What you will do. Every line with the string "text" should be gathered.

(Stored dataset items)

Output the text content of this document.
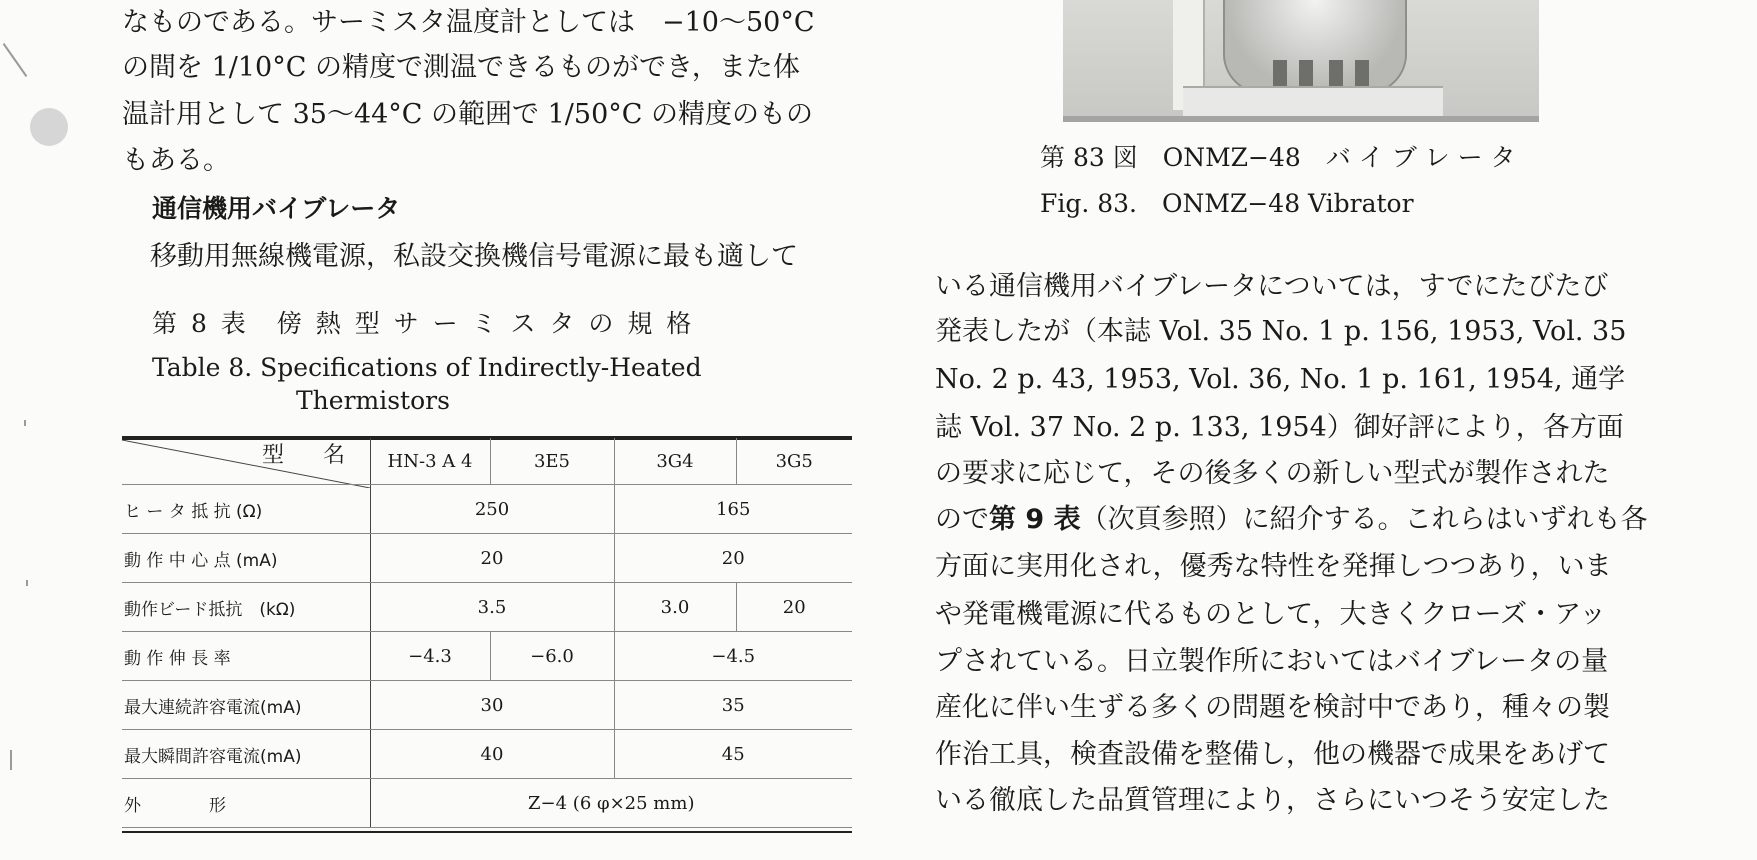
なものである。サーミスタ温度計としては　−10〜50°C
の間を 1/10°C の精度で測温できるものができ，また体
温計用として 35〜44°C の範囲で 1/50°C の精度のもの
もある。
通信機用バイブレータ
移動用無線機電源，私設交換機信号電源に最も適して
第 8 表　傍 熱 型 サ ー ミ ス タ の 規 格
Table 8. Specifications of Indirectly-Heated
Thermistors
型 名
	HN-3 A 4	3E5	3G4	3G5
ヒ ー タ 抵 抗 (Ω)	250		165	
動 作 中 心 点 (mA)	20		20	
動作ビード抵抗　(kΩ)	3.5		3.0	20
動 作 伸 長 率	−4.3	−6.0	−4.5	
最大連続許容電流(mA)	30		35	
最大瞬間許容電流(mA)	40		45	
外　　　　形	Z−4 (6 φ×25 mm)			
第 83 図　ONMZ−48　バ イ ブ レ ー タ
Fig. 83.　ONMZ−48 Vibrator
いる通信機用バイブレータについては，すでにたびたび
発表したが（本誌 Vol. 35 No. 1 p. 156, 1953, Vol. 35
No. 2 p. 43, 1953, Vol. 36, No. 1 p. 161, 1954, 通学
誌 Vol. 37 No. 2 p. 133, 1954）御好評により，各方面
の要求に応じて，その後多くの新しい型式が製作された
ので第 9 表（次頁参照）に紹介する。これらはいずれも各
方面に実用化され，優秀な特性を発揮しつつあり，いま
や発電機電源に代るものとして，大きくクローズ・アッ
プされている。日立製作所においてはバイブレータの量
産化に伴い生ずる多くの問題を検討中であり，種々の製
作治工具，検査設備を整備し，他の機器で成果をあげて
いる徹底した品質管理により，さらにいつそう安定した
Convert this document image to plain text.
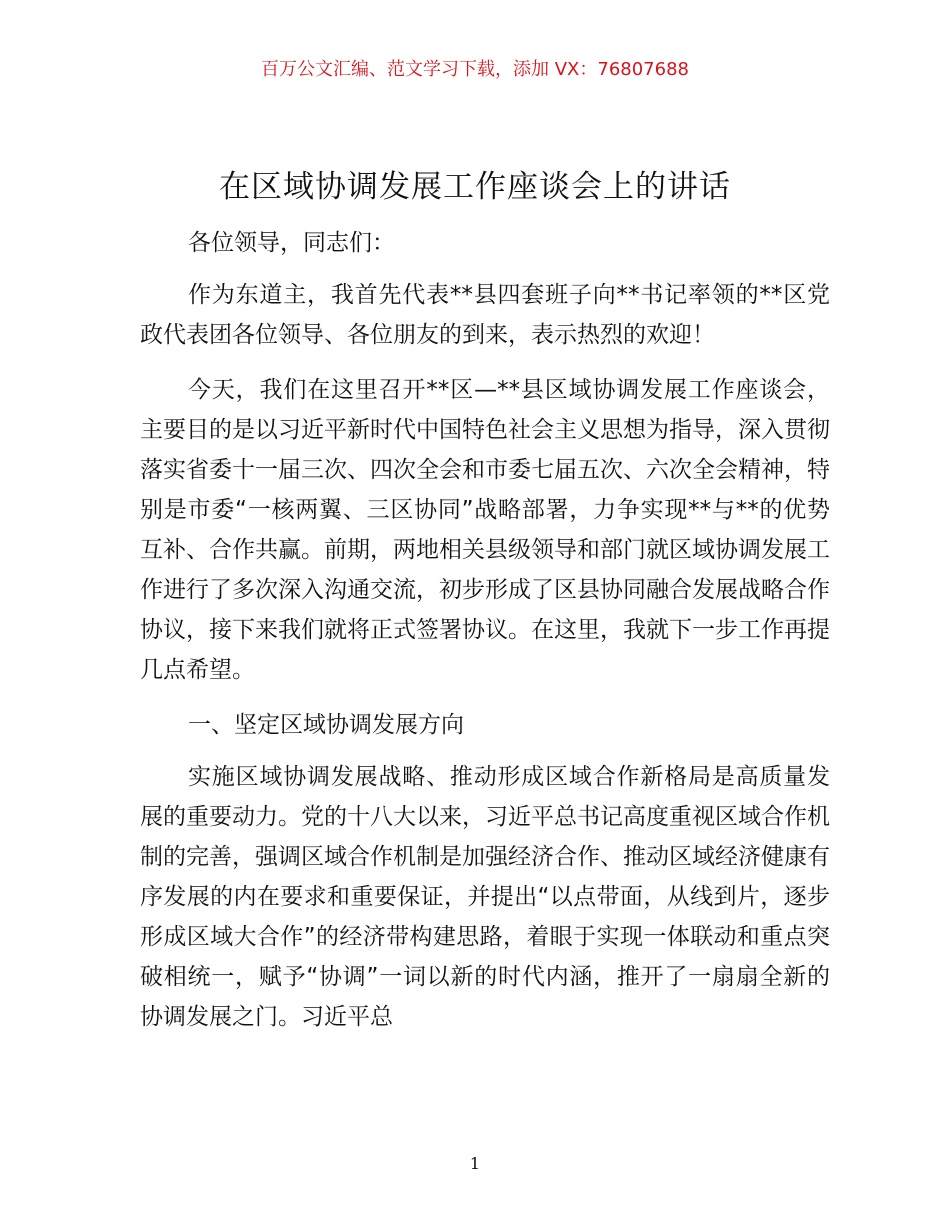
百万公文汇编、范文学习下载，添加 VX：76807688
在区域协调发展工作座谈会上的讲话

各位领导，同志们：

作为东道主，我首先代表**县四套班子向**书记率领的**区党政代表团各位领导、各位朋友的到来，表示热烈的欢迎！

今天，我们在这里召开**区—**县区域协调发展工作座谈会，主要目的是以习近平新时代中国特色社会主义思想为指导，深入贯彻落实省委十一届三次、四次全会和市委七届五次、六次全会精神，特别是市委“一核两翼、三区协同”战略部署，力争实现**与**的优势互补、合作共赢。前期，两地相关县级领导和部门就区域协调发展工作进行了多次深入沟通交流，初步形成了区县协同融合发展战略合作协议，接下来我们就将正式签署协议。在这里，我就下一步工作再提几点希望。

一、坚定区域协调发展方向

实施区域协调发展战略、推动形成区域合作新格局是高质量发展的重要动力。党的十八大以来，习近平总书记高度重视区域合作机制的完善，强调区域合作机制是加强经济合作、推动区域经济健康有序发展的内在要求和重要保证，并提出“以点带面，从线到片，逐步形成区域大合作”的经济带构建思路，着眼于实现一体联动和重点突破相统一，赋予“协调”一词以新的时代内涵，推开了一扇扇全新的协调发展之门。习近平总

1
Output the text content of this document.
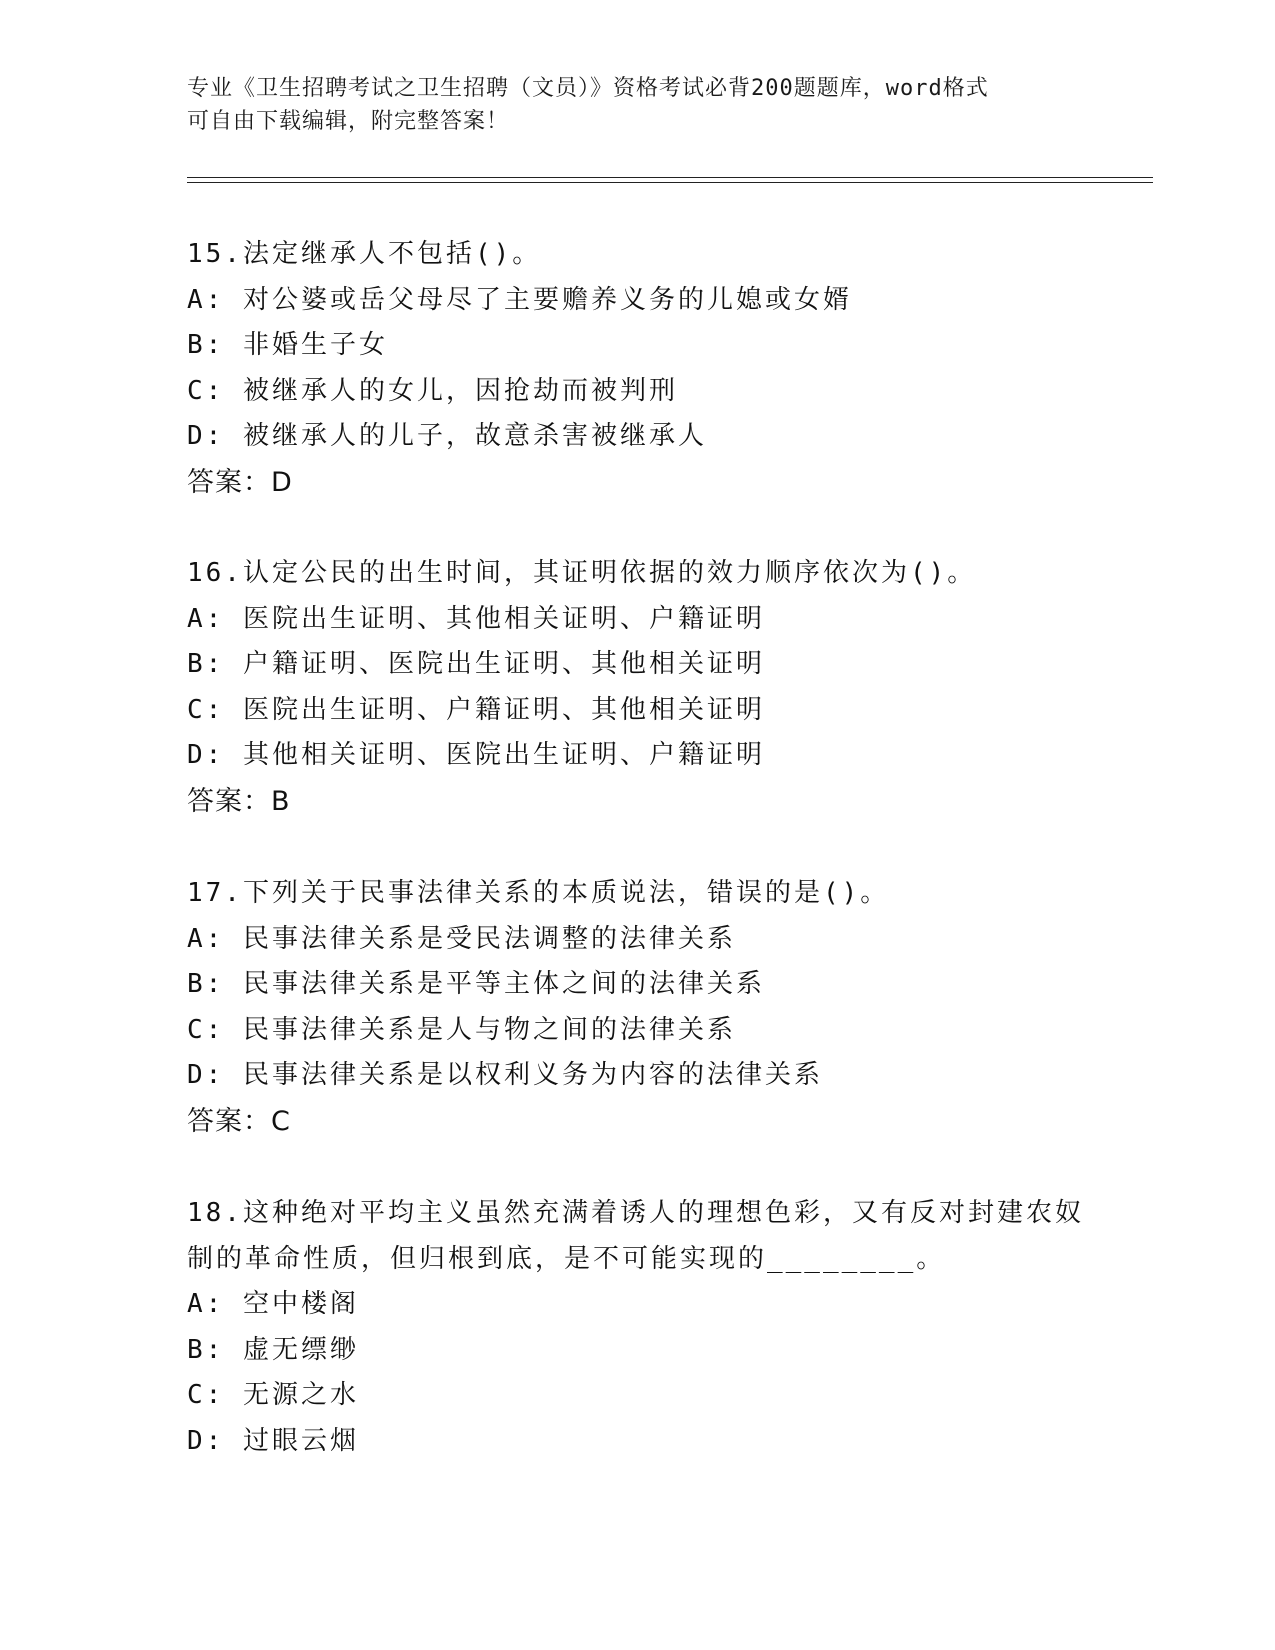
专业《卫生招聘考试之卫生招聘（文员）》资格考试必背200题题库，word格式
可自由下载编辑，附完整答案！
15.法定继承人不包括()。
A: 对公婆或岳父母尽了主要赡养义务的儿媳或女婿
B: 非婚生子女
C: 被继承人的女儿，因抢劫而被判刑
D: 被继承人的儿子，故意杀害被继承人
答案：D
16.认定公民的出生时间，其证明依据的效力顺序依次为()。
A: 医院出生证明、其他相关证明、户籍证明
B: 户籍证明、医院出生证明、其他相关证明
C: 医院出生证明、户籍证明、其他相关证明
D: 其他相关证明、医院出生证明、户籍证明
答案：B
17.下列关于民事法律关系的本质说法，错误的是()。
A: 民事法律关系是受民法调整的法律关系
B: 民事法律关系是平等主体之间的法律关系
C: 民事法律关系是人与物之间的法律关系
D: 民事法律关系是以权利义务为内容的法律关系
答案：C
18.这种绝对平均主义虽然充满着诱人的理想色彩，又有反对封建农奴
制的革命性质，但归根到底，是不可能实现的________。
A: 空中楼阁
B: 虚无缥缈
C: 无源之水
D: 过眼云烟
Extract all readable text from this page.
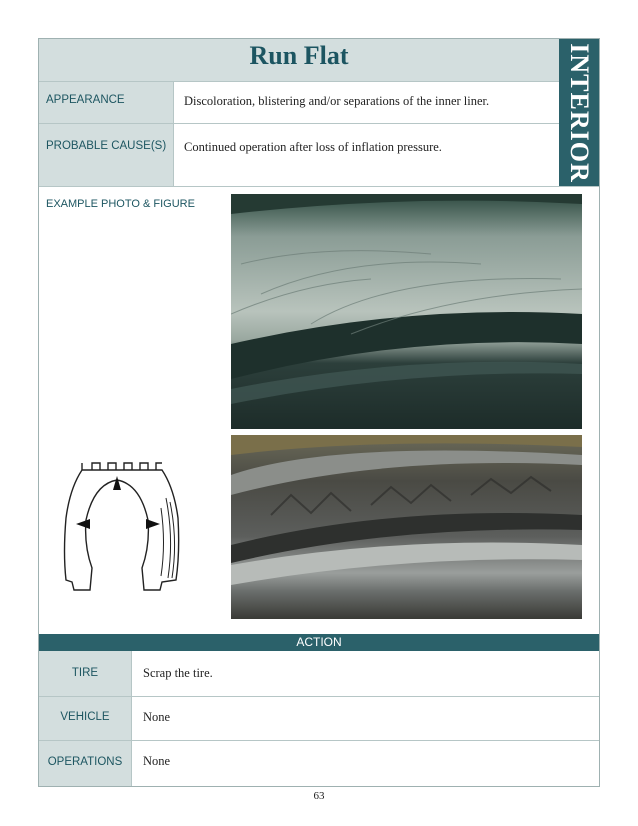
Run Flat	INTERIOR
APPEARANCE	Discoloration, blistering and/or separations of the inner liner.
PROBABLE CAUSE(S) Continued operation after loss of inflation pressure.
EXAMPLE PHOTO & FIGURE
ACTION
TIRE	Scrap the tire.
VEHICLE	None
OPERATIONS	None
63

Answer to this task.
Output the text content of this document.
Convert this document image to plain text.
Output the text content of this document.
Extract all readable text from this page.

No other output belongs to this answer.